Below is a block of records. Copy every line in it that contains the word "βασιλεύοντες".

--- START ---

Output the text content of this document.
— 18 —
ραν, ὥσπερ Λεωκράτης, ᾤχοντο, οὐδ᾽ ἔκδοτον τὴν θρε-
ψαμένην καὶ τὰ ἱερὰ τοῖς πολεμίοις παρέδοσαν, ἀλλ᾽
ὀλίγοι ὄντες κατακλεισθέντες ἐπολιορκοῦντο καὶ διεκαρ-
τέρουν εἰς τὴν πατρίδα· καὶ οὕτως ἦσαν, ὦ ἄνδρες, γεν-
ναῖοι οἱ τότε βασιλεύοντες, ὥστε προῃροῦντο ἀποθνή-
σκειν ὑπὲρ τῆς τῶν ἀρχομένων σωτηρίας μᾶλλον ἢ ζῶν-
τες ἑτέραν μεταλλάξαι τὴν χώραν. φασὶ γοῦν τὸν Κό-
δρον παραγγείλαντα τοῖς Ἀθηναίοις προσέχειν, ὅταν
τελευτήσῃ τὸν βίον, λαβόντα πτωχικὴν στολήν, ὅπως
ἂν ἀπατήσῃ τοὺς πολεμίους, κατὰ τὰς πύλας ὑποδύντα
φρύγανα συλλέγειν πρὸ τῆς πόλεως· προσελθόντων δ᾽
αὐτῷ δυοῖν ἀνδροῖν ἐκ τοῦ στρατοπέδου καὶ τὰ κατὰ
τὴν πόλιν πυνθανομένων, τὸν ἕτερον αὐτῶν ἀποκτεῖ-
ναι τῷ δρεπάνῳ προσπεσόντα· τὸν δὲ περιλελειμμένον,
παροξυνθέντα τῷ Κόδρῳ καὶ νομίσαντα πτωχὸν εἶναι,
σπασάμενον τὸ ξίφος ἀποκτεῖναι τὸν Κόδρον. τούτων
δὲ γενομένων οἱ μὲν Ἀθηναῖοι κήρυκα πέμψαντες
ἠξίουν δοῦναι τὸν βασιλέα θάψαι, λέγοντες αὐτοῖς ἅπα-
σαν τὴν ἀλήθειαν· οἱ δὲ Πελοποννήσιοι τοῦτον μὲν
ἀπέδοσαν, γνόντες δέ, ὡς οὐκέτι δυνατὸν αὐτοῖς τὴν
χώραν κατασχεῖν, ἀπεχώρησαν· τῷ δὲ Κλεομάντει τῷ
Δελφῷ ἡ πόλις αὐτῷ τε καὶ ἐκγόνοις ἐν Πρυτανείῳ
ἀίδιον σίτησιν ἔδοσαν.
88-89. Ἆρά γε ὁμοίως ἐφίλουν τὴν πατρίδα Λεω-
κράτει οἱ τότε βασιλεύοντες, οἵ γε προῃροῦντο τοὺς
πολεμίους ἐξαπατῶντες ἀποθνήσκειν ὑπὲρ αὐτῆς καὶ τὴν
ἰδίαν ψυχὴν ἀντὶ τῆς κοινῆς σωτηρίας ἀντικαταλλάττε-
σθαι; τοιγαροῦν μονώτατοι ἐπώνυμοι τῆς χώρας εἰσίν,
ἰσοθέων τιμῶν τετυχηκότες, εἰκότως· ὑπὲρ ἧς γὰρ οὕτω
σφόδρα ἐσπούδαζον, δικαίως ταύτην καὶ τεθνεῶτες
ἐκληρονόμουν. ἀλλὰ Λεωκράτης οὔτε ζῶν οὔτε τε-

--- END ---
--- START ---

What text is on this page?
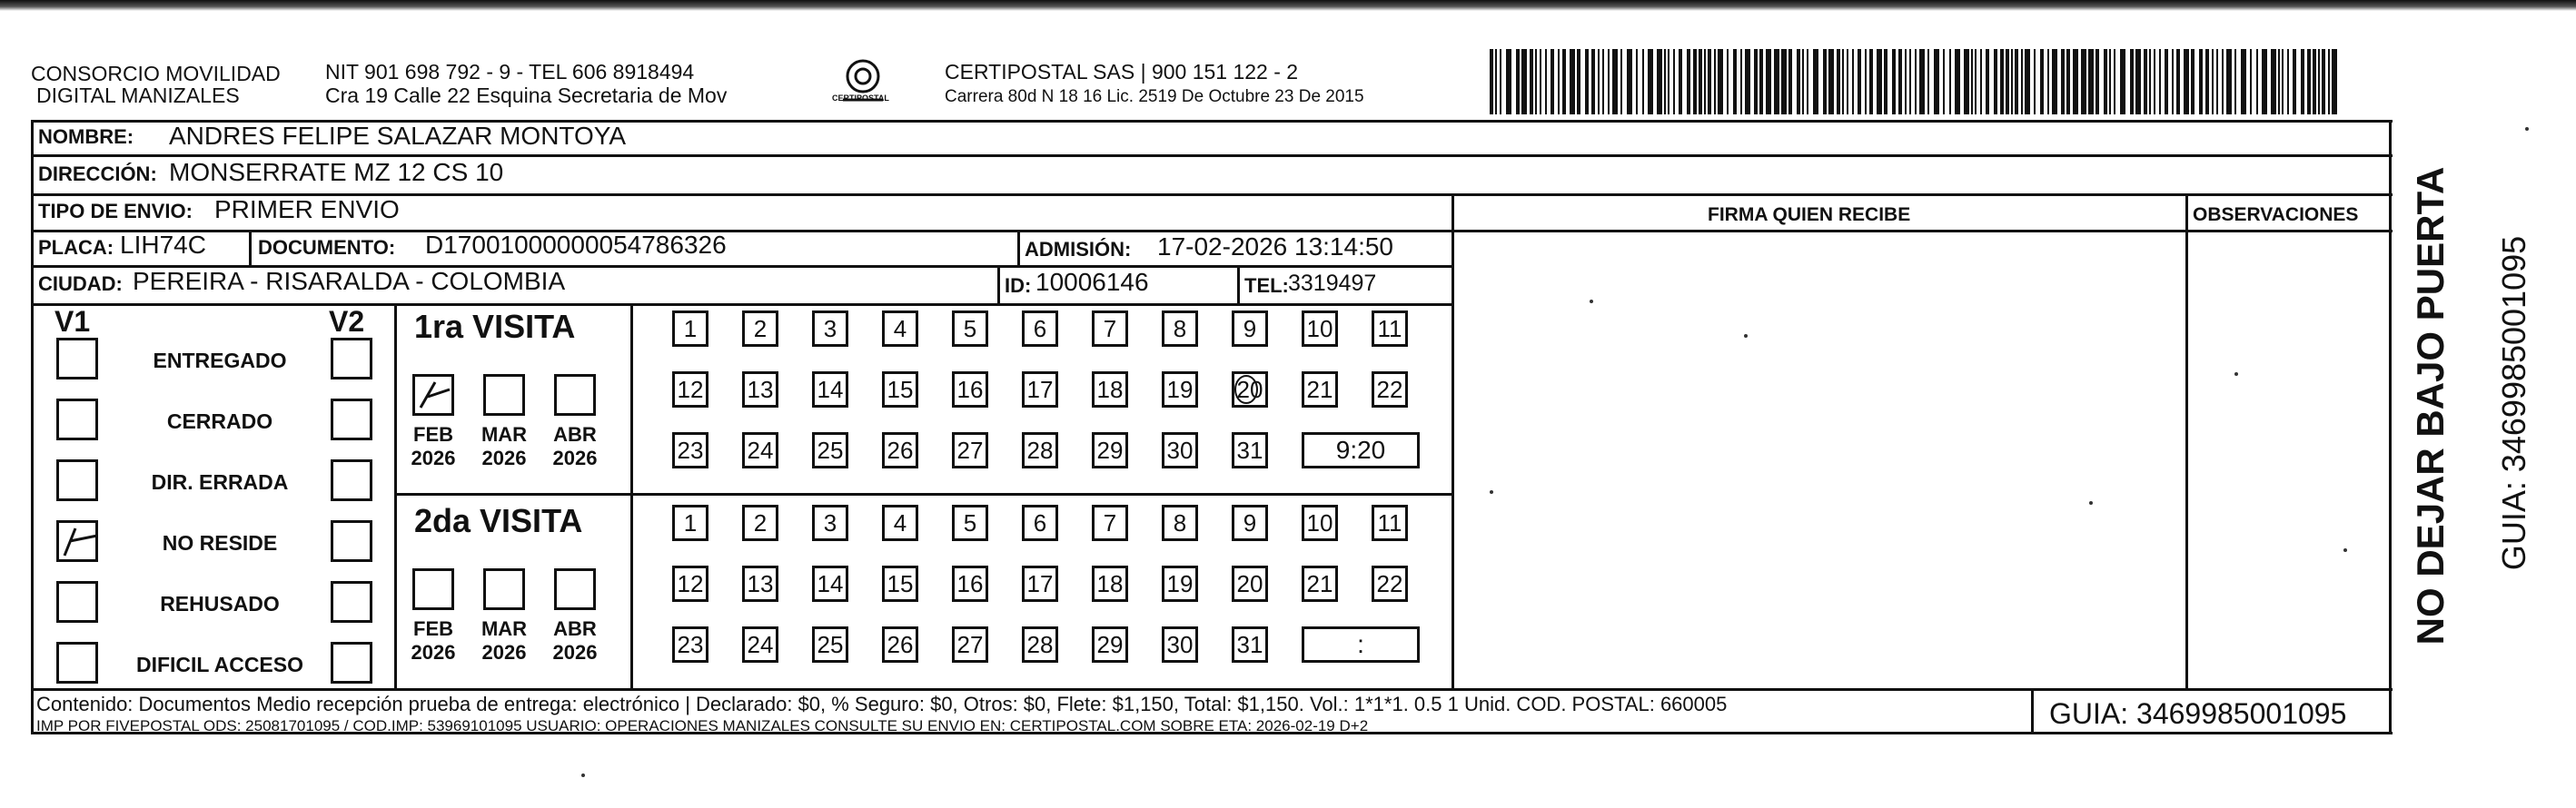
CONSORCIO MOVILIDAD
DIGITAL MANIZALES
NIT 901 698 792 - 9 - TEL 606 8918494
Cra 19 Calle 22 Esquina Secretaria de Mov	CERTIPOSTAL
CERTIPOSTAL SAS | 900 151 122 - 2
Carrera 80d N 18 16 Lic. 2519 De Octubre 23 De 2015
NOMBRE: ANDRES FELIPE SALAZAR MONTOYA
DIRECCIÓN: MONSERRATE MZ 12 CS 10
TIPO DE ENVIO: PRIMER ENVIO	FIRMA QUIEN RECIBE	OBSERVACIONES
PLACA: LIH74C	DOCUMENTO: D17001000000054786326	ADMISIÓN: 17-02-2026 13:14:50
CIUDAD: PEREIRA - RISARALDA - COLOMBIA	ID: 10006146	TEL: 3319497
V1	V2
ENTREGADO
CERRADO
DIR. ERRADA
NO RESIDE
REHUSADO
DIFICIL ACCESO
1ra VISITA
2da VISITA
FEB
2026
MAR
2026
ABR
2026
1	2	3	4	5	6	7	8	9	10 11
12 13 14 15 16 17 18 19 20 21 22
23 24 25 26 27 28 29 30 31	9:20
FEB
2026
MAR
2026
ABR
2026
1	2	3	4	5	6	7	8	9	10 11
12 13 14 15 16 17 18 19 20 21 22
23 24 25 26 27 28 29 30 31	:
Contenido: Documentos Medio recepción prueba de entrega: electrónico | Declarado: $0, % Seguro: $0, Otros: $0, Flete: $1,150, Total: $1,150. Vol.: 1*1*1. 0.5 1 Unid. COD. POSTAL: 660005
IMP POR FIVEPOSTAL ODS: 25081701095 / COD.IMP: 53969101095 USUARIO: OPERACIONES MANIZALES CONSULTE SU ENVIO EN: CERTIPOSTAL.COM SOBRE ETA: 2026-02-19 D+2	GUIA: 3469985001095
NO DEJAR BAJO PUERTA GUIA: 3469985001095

--- END ---

(Response below):
ναῖοι οἱ τότε βασιλεύοντες, ὥστε προῃροῦντο ἀποθνή-
κράτει οἱ τότε βασιλεύοντες, οἵ γε προῃροῦντο τοὺς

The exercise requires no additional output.